Spion im Serverraum
Spion im Serverraum
© Julian Stratenschulte, apa

Die NSA wird kollabieren

"Die NSA wird kollabieren"

"Die NSA wird kollabieren. In 20 Jahren werden wir nostalgisch an die Internetüberwachung zurückdenken", sagte der Science-Fiction-Autor Bruce Sterling am Dienstag bei der Konferenz net:future , die anlässlich des 25-jährigen Jubiläums des Internets in Österreich am Dienstag in der Universität Wien stattfand. Auch die Stasi der ehemaligen DDR habe sich nach dem Fall der Mauer binnen kürzester Zeit in Luft aufgelöst, so der Mitbegründer des Cyberpunk-Genres: "Sie haben jedes Telefon angezapft und waren tausendmal unheimlicher als die Leute des US-Geheimdienstes."

"Desaster"

Die Situation der USA sei instabil, meinte Sterling. Sie würden alles ausspionieren, aber trotzdem jeden Krieg verlieren. "Denken Sie an Afghanistan, den Irak oder Syrien. Die Überwachung hat keinen Nutzen. Sie ist ein Desaster."

Ein ähnliches Schicksal wie der NSA würde im übrigen auch den "Herren und Meistern" des globalen Datensammelns, den Internetkonzernen Google und Facebook drohen, stellte ein sichtlich vergnügter Sterling in Aussicht. "Sie haben Überwachung zum Geschäftsmodell gemacht, aber es wird sie nicht ewig geben."

Am Gängelband der Geheimdienste

Facebook sei im Grunde die Zuckerberg-Familie, Google werde von zwei bizarren Typen geführt. "Wenn einer von ihnen bei einem Flugzeugabsturz stirbt, löst sich alles in Luft auf." Auch Microsoft und Apple seien Spione am Gängelband der NSA. Ebenso wie der einstmals mächtige Nokia-Konzern würden sie verschwinden. Die großen Konzerne könnten nicht miteinander und würden einander hassen. "Sie sind wie einer Eimer voller Krabben, die sich gegenseitig die Eingeweide auffressen."

Weniger optimistisch in Bezug die Internet-Überwachung gab sich Phil Zimmermann, der Erfinder des Verschlüsselungsprogramms PGP (Pretty Good Privacy), der gemeinsam mit seinem Unternehmen Silent Circle vor kurzem von den USA in die Schweiz übersiedelte. Die Schweizer Verfassung sei eine Garantie für die Privatsphäre, so Zimmermann: Sein Unternehmen sei Hardcore, wenn es um den Schutz von Nutzerdaten gehe.

» **Auszug aus Quelle**:
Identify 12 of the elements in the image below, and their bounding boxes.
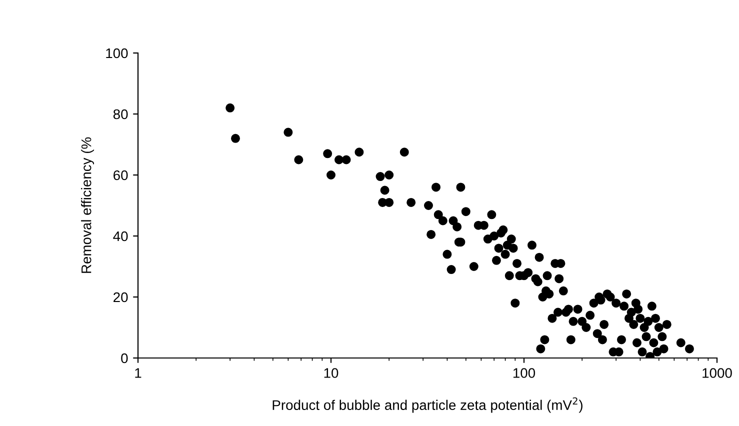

» **Deine Aufgaben**:
a – Schreib aus dem Artikel über die NSA den Abschnitt ab, der mit den Worten „Facebook sei im“ anfängt und mit „von Nutzerdaten gehe.“ aufhört.
b – Beantworte kurz diese Fragen zum Artikel über die NSA:
(i) An welcher Universität fand die Konferenz net:future statt?
(ii) Welches Verschlüsselungsprogramm hat Phil Zimmermann erfunden?
(iii) In welches Land ist Zimmermann mit seinem Unternehmen Silent Circle übersiedelt?

» **Die Lösungen**:
a –
Facebook sei im Grunde die Zuckerberg-Familie, Google werde von zwei bizarren Typen geführt. "Wenn einer von ihnen bei einem Flugzeugabsturz stirbt, löst sich alles in Luft auf." Auch Microsoft und Apple seien Spione am Gängelband der NSA. Ebenso wie der einstmals mächtige Nokia-Konzern würden sie verschwinden. Die großen Konzerne könnten nicht miteinander und würden einander hassen. "Sie sind wie einer Eimer voller Krabben, die sich gegenseitig die Eingeweide auffressen."

Weniger optimistisch in Bezug die Internet-Überwachung gab sich Phil Zimmermann, der Erfinder des Verschlüsselungsprogramms PGP (Pretty Good Privacy), der gemeinsam mit seinem Unternehmen Silent Circle vor kurzem von den USA in die Schweiz übersiedelte. Die Schweizer Verfassung sei eine Garantie für die Privatsphäre, so Zimmermann: Sein Unternehmen sei Hardcore, wenn es um den Schutz von Nutzerdaten gehe.

b –
(i) An der Universität Wien.
(ii) PGP (Pretty Good Privacy).
(iii) In die Schweiz.